REQUIRED TASK
Where a line contains the string "selected", copy that line.

STORED DATA
* begin *
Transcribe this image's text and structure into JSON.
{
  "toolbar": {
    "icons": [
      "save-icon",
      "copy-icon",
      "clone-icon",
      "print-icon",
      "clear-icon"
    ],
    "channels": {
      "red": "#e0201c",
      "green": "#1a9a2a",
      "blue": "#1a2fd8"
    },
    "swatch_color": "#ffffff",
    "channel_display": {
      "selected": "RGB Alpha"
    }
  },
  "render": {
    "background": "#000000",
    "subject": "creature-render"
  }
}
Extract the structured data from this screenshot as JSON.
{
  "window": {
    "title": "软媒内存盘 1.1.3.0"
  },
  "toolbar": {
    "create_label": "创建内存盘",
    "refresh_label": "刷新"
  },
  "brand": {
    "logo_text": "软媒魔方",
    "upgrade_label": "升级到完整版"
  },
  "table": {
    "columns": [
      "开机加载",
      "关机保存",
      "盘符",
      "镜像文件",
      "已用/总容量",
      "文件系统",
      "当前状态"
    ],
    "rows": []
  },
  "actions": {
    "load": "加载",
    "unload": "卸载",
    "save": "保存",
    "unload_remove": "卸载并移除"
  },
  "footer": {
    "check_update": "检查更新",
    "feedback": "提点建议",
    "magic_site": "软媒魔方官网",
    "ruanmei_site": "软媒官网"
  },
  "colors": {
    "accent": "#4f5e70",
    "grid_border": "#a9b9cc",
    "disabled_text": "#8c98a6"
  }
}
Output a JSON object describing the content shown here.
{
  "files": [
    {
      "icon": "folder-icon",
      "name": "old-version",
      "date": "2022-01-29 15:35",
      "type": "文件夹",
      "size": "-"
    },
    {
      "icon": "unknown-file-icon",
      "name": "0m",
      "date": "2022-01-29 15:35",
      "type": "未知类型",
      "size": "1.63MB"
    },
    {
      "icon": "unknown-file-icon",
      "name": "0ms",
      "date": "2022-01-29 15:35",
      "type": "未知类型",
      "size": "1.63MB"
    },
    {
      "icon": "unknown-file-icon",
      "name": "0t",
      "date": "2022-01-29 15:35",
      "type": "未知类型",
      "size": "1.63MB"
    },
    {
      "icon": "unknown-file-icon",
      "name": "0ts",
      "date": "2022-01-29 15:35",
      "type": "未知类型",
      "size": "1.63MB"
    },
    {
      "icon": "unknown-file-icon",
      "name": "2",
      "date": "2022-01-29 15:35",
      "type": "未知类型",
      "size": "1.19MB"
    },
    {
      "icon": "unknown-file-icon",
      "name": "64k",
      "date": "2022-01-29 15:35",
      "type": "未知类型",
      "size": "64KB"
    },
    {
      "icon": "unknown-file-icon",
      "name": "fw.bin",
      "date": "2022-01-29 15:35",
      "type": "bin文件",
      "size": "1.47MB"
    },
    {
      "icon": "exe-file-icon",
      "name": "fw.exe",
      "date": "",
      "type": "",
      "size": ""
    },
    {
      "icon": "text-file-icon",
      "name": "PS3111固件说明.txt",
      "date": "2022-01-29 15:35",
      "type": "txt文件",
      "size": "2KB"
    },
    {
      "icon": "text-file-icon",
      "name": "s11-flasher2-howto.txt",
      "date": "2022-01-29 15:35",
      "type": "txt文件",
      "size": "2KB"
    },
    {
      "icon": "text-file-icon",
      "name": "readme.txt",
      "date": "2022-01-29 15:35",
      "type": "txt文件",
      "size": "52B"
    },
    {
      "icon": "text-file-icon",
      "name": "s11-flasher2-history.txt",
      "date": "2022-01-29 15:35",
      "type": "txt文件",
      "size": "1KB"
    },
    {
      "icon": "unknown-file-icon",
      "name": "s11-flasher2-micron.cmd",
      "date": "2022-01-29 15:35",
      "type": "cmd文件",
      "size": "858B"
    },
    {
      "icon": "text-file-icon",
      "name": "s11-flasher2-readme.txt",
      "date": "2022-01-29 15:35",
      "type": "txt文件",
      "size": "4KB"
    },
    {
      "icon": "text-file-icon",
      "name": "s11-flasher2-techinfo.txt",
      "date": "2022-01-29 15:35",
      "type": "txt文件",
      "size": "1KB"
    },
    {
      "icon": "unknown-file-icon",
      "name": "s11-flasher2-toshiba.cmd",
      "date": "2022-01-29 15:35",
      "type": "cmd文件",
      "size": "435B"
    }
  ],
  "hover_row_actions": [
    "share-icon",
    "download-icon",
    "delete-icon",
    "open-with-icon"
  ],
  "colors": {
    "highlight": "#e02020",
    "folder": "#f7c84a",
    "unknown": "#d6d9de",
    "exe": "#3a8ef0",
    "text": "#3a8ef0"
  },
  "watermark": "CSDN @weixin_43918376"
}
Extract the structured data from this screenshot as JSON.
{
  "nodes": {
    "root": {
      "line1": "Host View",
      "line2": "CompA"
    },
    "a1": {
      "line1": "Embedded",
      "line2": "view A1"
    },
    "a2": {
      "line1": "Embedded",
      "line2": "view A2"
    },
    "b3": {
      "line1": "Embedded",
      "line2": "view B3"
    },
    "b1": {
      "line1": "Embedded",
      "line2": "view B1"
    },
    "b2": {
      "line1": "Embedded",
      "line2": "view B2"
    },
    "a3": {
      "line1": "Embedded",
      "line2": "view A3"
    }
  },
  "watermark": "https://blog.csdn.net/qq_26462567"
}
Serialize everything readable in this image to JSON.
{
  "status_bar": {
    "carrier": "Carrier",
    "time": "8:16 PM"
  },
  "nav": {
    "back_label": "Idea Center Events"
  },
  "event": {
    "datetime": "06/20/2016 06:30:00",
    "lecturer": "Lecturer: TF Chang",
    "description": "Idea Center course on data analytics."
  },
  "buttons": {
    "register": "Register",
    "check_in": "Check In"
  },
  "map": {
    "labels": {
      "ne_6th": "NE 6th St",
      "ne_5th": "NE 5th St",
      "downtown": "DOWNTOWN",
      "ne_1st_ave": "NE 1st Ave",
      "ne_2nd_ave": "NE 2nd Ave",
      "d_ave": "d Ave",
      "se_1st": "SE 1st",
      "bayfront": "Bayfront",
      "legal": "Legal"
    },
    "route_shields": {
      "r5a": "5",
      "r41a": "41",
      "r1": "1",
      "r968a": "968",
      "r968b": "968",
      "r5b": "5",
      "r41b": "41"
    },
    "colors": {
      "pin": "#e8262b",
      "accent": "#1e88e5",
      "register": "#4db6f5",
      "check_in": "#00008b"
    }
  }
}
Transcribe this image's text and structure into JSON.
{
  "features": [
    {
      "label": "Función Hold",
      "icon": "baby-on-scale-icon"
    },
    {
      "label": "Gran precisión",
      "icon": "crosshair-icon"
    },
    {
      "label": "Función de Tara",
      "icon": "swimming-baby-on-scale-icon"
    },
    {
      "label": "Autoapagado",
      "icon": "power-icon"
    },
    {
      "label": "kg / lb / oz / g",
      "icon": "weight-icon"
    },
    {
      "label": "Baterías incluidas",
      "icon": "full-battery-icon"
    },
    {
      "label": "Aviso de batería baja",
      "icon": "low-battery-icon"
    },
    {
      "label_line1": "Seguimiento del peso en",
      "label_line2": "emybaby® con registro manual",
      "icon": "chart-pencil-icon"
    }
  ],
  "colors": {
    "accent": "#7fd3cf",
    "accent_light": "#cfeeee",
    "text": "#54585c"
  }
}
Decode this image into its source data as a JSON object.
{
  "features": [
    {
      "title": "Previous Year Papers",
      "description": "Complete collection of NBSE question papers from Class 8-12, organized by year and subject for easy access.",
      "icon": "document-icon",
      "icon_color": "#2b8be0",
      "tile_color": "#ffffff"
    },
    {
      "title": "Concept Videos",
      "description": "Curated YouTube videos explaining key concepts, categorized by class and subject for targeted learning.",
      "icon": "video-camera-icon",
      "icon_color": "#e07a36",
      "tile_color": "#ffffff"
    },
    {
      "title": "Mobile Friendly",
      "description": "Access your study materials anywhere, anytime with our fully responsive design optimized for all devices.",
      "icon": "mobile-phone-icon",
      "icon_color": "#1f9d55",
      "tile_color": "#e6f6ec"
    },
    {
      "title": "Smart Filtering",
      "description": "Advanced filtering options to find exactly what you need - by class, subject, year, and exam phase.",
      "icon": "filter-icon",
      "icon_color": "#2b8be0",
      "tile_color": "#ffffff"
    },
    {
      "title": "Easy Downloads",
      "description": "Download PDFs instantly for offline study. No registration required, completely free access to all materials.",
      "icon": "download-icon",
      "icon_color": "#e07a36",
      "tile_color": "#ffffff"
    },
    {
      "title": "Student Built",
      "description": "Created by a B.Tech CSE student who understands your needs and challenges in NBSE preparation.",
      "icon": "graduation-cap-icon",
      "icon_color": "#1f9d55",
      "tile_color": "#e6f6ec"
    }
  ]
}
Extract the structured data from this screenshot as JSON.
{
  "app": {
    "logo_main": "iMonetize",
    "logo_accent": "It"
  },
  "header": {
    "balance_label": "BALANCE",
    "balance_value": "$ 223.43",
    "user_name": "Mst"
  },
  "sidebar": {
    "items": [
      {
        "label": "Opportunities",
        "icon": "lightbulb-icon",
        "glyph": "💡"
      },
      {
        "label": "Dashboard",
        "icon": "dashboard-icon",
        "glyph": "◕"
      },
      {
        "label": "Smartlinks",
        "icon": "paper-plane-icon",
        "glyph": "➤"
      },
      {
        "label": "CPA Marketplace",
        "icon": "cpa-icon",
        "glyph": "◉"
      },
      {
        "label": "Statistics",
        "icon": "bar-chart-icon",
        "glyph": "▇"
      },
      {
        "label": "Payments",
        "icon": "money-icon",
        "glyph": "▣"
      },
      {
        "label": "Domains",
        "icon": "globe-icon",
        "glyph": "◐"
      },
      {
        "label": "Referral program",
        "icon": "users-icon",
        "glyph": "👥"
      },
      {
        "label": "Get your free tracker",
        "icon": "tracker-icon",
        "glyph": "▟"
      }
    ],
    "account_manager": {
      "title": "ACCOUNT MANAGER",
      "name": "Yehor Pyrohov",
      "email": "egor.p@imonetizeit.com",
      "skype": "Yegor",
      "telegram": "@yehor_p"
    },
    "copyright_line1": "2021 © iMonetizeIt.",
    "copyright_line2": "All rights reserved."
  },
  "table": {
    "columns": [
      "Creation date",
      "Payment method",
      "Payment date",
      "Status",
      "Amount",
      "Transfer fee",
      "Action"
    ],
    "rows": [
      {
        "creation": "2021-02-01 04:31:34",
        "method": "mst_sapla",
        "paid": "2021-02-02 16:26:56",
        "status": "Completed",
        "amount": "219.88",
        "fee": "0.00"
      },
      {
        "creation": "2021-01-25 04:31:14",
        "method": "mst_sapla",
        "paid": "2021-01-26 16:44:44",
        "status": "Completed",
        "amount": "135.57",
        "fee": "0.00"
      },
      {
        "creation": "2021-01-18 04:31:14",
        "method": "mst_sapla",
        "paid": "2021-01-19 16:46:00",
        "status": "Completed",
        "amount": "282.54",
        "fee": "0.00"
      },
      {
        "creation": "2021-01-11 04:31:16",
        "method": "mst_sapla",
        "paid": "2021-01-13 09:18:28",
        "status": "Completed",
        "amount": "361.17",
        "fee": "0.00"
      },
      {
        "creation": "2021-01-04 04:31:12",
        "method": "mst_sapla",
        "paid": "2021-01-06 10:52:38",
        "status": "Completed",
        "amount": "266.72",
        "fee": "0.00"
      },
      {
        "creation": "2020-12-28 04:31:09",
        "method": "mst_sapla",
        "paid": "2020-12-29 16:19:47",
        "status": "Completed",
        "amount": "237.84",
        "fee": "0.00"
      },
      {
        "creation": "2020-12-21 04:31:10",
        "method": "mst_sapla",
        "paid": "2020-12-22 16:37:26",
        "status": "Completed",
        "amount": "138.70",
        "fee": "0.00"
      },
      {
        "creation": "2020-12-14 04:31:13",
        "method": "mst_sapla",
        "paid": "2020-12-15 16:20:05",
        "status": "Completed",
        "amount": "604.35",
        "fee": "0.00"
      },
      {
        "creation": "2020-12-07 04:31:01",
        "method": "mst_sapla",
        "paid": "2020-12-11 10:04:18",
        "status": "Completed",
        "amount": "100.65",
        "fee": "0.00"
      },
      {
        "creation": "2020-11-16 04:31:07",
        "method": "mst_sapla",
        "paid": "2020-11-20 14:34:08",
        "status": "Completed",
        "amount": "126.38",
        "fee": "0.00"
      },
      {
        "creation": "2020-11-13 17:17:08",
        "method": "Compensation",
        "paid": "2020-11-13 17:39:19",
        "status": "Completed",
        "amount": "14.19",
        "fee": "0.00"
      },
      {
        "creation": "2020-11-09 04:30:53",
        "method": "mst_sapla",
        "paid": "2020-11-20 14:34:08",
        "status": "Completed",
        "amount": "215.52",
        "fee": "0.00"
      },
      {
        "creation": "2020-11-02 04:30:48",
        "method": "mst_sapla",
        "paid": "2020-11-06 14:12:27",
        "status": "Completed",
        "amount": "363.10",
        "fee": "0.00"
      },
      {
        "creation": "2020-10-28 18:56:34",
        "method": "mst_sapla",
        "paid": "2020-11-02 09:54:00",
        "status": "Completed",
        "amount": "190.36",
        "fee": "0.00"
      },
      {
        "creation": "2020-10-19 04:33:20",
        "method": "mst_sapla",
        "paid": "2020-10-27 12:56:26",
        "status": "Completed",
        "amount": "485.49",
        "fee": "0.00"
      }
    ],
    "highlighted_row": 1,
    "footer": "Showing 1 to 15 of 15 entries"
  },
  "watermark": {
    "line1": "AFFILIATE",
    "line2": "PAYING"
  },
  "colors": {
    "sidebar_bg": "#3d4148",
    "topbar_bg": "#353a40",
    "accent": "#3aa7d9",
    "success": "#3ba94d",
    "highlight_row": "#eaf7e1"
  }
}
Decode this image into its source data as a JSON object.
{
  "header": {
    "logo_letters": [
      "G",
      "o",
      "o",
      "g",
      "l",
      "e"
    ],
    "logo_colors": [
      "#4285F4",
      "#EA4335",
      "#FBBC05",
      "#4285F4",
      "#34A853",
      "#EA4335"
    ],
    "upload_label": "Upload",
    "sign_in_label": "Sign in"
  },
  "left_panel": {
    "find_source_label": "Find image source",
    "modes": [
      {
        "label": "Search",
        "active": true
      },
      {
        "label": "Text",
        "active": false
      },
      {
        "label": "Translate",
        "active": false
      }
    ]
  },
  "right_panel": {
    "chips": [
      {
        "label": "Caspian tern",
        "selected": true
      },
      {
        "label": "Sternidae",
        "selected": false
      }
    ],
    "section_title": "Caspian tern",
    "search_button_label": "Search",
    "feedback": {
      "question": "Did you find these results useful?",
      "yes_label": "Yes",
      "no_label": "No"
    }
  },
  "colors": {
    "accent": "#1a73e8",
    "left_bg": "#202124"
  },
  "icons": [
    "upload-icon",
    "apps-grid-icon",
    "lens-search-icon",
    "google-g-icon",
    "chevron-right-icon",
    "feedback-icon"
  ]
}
* end *
SOLUTION TO THIS PROBLEM
      "selected": "RGB Alpha"
        "selected": true
        "selected": false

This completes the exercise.